Rows from a figure dataset:
[BEGIN]
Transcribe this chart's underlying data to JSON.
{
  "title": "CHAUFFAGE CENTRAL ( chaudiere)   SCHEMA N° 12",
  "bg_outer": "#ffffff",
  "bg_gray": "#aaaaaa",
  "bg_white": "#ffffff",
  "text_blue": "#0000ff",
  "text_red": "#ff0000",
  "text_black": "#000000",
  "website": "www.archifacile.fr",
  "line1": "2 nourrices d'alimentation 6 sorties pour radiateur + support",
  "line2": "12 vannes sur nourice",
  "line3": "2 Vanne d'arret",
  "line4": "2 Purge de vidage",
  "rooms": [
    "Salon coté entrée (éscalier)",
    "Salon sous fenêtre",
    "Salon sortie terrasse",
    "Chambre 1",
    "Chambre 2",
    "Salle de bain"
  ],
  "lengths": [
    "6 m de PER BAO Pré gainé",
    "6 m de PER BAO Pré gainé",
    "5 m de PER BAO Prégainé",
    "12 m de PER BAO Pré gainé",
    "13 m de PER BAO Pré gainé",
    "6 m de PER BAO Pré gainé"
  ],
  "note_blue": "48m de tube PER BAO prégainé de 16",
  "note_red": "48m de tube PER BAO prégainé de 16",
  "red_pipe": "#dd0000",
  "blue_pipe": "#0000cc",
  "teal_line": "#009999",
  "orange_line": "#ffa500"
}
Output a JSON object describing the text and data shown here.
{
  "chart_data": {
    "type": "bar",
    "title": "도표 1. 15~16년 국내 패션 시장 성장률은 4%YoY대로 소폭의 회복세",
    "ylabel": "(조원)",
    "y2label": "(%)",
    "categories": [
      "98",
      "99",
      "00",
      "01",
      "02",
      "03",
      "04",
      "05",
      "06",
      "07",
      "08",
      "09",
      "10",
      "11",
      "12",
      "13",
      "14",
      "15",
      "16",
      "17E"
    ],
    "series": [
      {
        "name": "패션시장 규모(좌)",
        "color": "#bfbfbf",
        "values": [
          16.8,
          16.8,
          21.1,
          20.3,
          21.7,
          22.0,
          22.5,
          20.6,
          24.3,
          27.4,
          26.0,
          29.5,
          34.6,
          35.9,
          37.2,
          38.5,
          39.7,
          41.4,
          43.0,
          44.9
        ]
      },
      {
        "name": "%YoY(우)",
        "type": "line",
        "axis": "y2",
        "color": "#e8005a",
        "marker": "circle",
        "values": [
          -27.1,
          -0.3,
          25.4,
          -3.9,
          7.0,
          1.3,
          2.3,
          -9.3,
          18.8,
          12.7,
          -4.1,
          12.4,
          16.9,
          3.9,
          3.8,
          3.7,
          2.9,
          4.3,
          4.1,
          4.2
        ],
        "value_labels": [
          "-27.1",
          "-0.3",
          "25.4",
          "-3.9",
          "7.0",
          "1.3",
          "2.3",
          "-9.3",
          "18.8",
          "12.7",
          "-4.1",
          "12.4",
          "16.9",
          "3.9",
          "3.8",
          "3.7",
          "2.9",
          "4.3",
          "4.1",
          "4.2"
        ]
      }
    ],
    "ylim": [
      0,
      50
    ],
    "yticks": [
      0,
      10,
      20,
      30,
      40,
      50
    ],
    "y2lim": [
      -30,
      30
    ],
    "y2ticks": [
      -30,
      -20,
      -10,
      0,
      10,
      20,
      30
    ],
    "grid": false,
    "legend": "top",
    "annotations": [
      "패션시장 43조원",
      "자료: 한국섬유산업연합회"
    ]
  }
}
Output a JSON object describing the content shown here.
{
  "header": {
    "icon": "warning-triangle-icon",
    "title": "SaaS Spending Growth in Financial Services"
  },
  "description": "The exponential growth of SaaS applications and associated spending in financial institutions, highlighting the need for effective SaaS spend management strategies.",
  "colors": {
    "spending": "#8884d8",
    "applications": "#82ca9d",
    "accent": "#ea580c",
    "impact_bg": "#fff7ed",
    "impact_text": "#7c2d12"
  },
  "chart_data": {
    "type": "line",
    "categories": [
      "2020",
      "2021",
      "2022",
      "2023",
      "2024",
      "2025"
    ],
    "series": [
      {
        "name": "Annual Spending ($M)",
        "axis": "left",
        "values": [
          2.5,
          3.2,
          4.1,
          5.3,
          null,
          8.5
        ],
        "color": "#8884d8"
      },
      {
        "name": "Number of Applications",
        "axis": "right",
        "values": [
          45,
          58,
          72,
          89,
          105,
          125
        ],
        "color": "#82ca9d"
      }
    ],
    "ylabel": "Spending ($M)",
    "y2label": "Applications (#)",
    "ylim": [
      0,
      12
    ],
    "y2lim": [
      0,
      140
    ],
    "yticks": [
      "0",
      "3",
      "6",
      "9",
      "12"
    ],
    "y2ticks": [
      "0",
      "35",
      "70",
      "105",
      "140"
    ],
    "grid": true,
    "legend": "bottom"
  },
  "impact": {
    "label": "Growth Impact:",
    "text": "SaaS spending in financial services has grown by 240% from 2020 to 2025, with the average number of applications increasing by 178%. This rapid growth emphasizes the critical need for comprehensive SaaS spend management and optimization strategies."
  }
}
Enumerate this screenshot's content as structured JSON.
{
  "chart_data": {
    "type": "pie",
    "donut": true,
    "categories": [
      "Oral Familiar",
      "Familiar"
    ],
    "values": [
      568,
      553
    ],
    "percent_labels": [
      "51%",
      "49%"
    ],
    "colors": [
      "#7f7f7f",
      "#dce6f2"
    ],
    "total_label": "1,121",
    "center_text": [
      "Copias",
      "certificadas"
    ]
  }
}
[END]
Exercise requirements:
Only lines that contain the word "title" are wanted; copy each of them.

Full output:
  "title": "CHAUFFAGE CENTRAL ( chaudiere)   SCHEMA N° 12",
    "title": "도표 1. 15~16년 국내 패션 시장 성장률은 4%YoY대로 소폭의 회복세",
    "title": "SaaS Spending Growth in Financial Services"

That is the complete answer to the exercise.